Records shown -
• • • •

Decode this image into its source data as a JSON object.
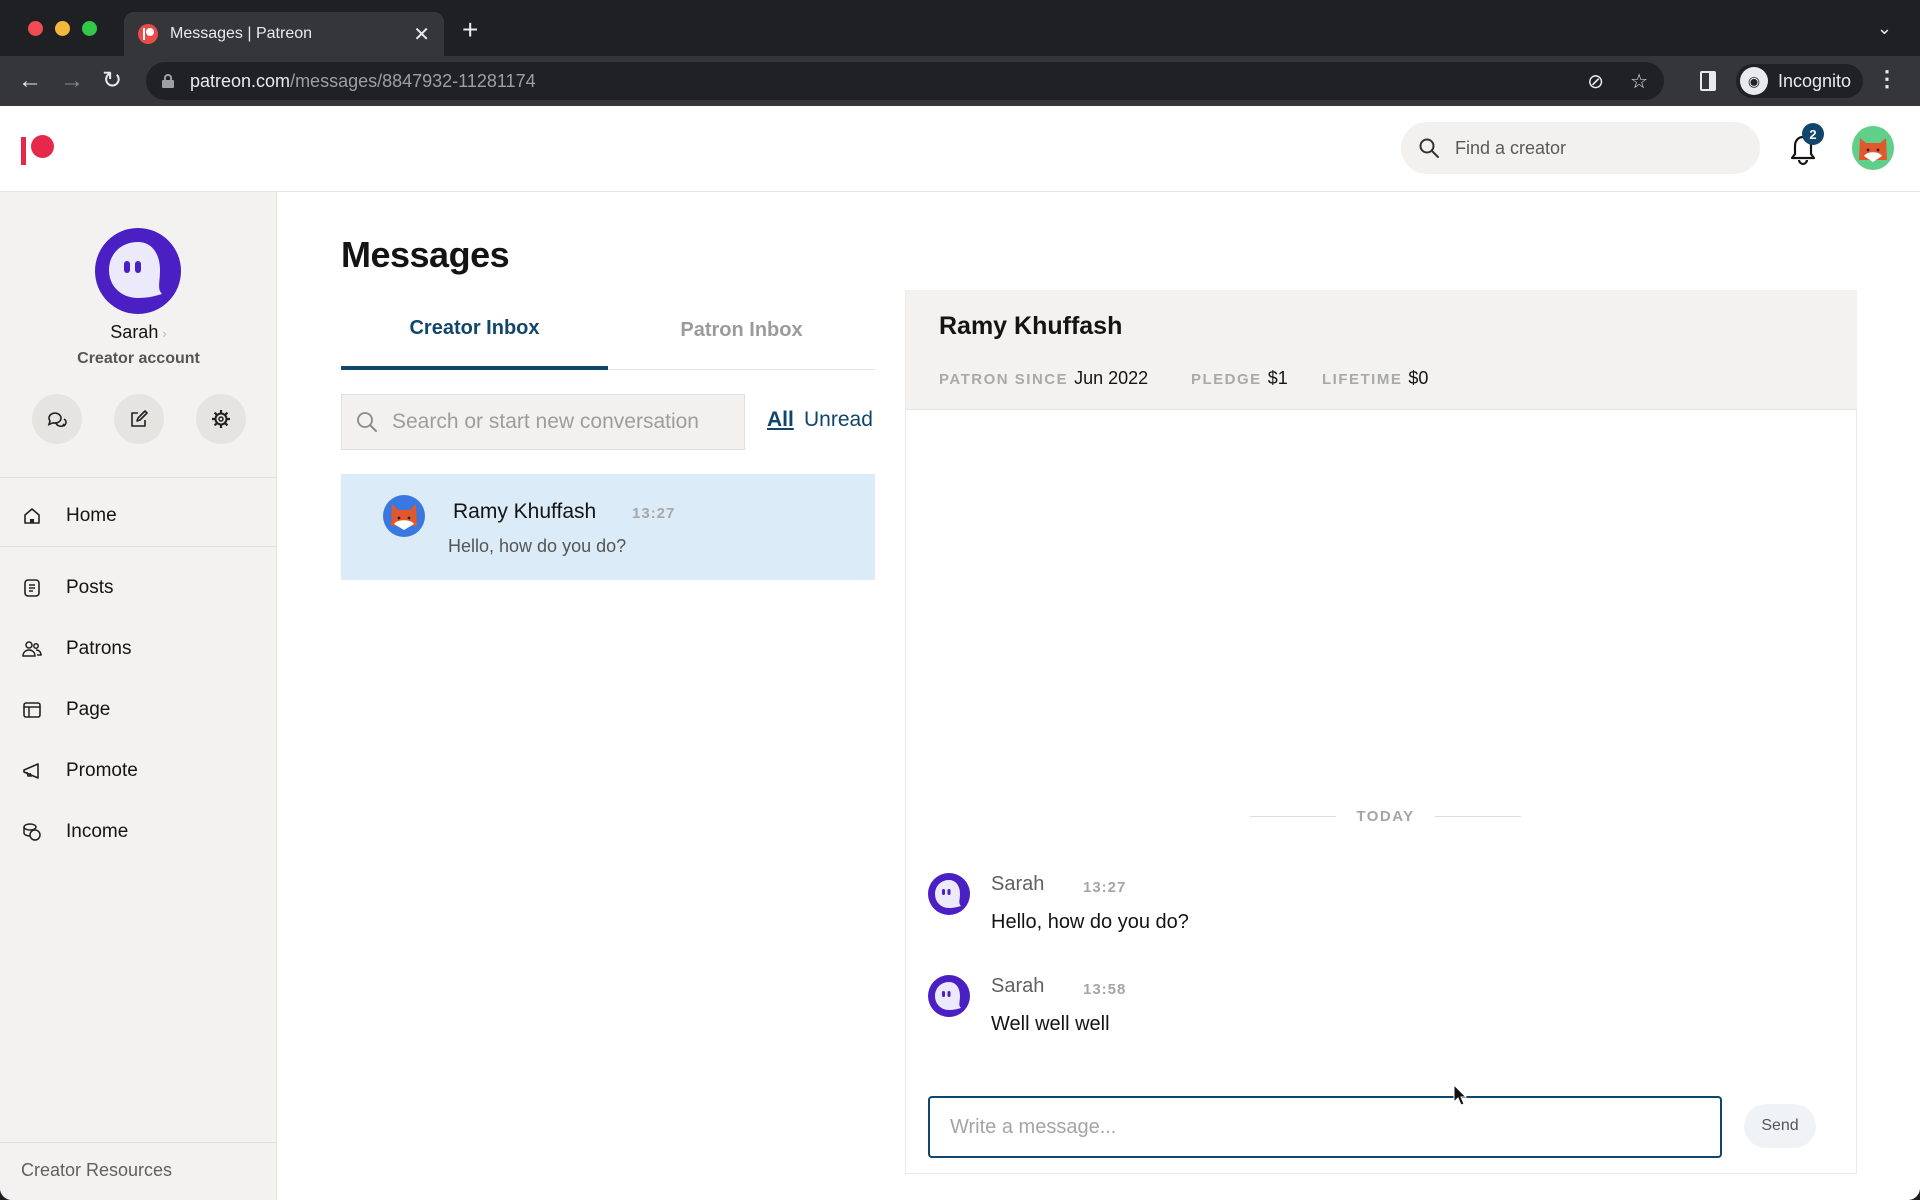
{
  "browser": {
    "tab_title": "Messages | Patreon",
    "url_host": "patreon.com",
    "url_path": "/messages/8847932-11281174",
    "profile_label": "Incognito",
    "icons": {
      "back": "arrow-left-icon",
      "forward": "arrow-right-icon",
      "reload": "reload-icon",
      "lock": "lock-icon",
      "eye_off": "eye-off-icon",
      "bookmark": "star-icon",
      "side_panel": "side-panel-icon",
      "incognito": "incognito-icon",
      "menu": "kebab-menu-icon"
    },
    "glyphs": {
      "close": "✕",
      "new_tab": "+",
      "dropdown": "⌄",
      "back": "←",
      "forward": "→",
      "reload": "↻",
      "eye_off": "⊘",
      "star": "☆",
      "incognito": "◉",
      "kebab": "⋮"
    }
  },
  "header": {
    "search_placeholder": "Find a creator",
    "notification_count": "2",
    "brand_color": "#e6284b",
    "accent_color": "#10466b"
  },
  "sidebar": {
    "user_name": "Sarah",
    "name_chevron": "›",
    "account_type": "Creator account",
    "actions": [
      {
        "name": "messages",
        "icon": "chat-bubbles-icon"
      },
      {
        "name": "create-post",
        "icon": "edit-icon"
      },
      {
        "name": "settings",
        "icon": "gear-icon"
      }
    ],
    "items": [
      {
        "label": "Home",
        "icon": "home-icon"
      },
      {
        "label": "Posts",
        "icon": "posts-icon"
      },
      {
        "label": "Patrons",
        "icon": "patrons-icon"
      },
      {
        "label": "Page",
        "icon": "page-layout-icon"
      },
      {
        "label": "Promote",
        "icon": "megaphone-icon"
      },
      {
        "label": "Income",
        "icon": "coins-icon"
      }
    ],
    "footer_link": "Creator Resources"
  },
  "main": {
    "title": "Messages",
    "tabs": [
      {
        "label": "Creator Inbox",
        "active": true
      },
      {
        "label": "Patron Inbox",
        "active": false
      }
    ],
    "search_placeholder": "Search or start new conversation",
    "filters": {
      "all": "All",
      "unread": "Unread",
      "selected": "All"
    },
    "conversations": [
      {
        "name": "Ramy Khuffash",
        "time": "13:27",
        "preview": "Hello, how do you do?",
        "selected": true
      }
    ]
  },
  "thread": {
    "name": "Ramy Khuffash",
    "meta": [
      {
        "label": "PATRON SINCE",
        "value": "Jun 2022"
      },
      {
        "label": "PLEDGE",
        "value": "$1"
      },
      {
        "label": "LIFETIME",
        "value": "$0"
      }
    ],
    "day_separator": "TODAY",
    "messages": [
      {
        "sender": "Sarah",
        "time": "13:27",
        "text": "Hello, how do you do?"
      },
      {
        "sender": "Sarah",
        "time": "13:58",
        "text": "Well well well"
      }
    ],
    "composer_placeholder": "Write a message...",
    "send_label": "Send"
  }
}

• • • •

All of the data needs repeating exactly, but the pictures do not.

Decode this image into its source data as a JSON object.
{
  "browser": {
    "tab_title": "Messages | Patreon",
    "url_host": "patreon.com",
    "url_path": "/messages/8847932-11281174",
    "profile_label": "Incognito",
    "icons": {
      "back": "arrow-left-icon",
      "forward": "arrow-right-icon",
      "reload": "reload-icon",
      "lock": "lock-icon",
      "eye_off": "eye-off-icon",
      "bookmark": "star-icon",
      "side_panel": "side-panel-icon",
      "incognito": "incognito-icon",
      "menu": "kebab-menu-icon"
    },
    "glyphs": {
      "close": "✕",
      "new_tab": "+",
      "dropdown": "⌄",
      "back": "←",
      "forward": "→",
      "reload": "↻",
      "eye_off": "⊘",
      "star": "☆",
      "incognito": "◉",
      "kebab": "⋮"
    }
  },
  "header": {
    "search_placeholder": "Find a creator",
    "notification_count": "2",
    "brand_color": "#e6284b",
    "accent_color": "#10466b"
  },
  "sidebar": {
    "user_name": "Sarah",
    "name_chevron": "›",
    "account_type": "Creator account",
    "actions": [
      {
        "name": "messages",
        "icon": "chat-bubbles-icon"
      },
      {
        "name": "create-post",
        "icon": "edit-icon"
      },
      {
        "name": "settings",
        "icon": "gear-icon"
      }
    ],
    "items": [
      {
        "label": "Home",
        "icon": "home-icon"
      },
      {
        "label": "Posts",
        "icon": "posts-icon"
      },
      {
        "label": "Patrons",
        "icon": "patrons-icon"
      },
      {
        "label": "Page",
        "icon": "page-layout-icon"
      },
      {
        "label": "Promote",
        "icon": "megaphone-icon"
      },
      {
        "label": "Income",
        "icon": "coins-icon"
      }
    ],
    "footer_link": "Creator Resources"
  },
  "main": {
    "title": "Messages",
    "tabs": [
      {
        "label": "Creator Inbox",
        "active": true
      },
      {
        "label": "Patron Inbox",
        "active": false
      }
    ],
    "search_placeholder": "Search or start new conversation",
    "filters": {
      "all": "All",
      "unread": "Unread",
      "selected": "All"
    },
    "conversations": [
      {
        "name": "Ramy Khuffash",
        "time": "13:27",
        "preview": "Hello, how do you do?",
        "selected": true
      }
    ]
  },
  "thread": {
    "name": "Ramy Khuffash",
    "meta": [
      {
        "label": "PATRON SINCE",
        "value": "Jun 2022"
      },
      {
        "label": "PLEDGE",
        "value": "$1"
      },
      {
        "label": "LIFETIME",
        "value": "$0"
      }
    ],
    "day_separator": "TODAY",
    "messages": [
      {
        "sender": "Sarah",
        "time": "13:27",
        "text": "Hello, how do you do?"
      },
      {
        "sender": "Sarah",
        "time": "13:58",
        "text": "Well well well"
      }
    ],
    "composer_placeholder": "Write a message...",
    "send_label": "Send"
  }
}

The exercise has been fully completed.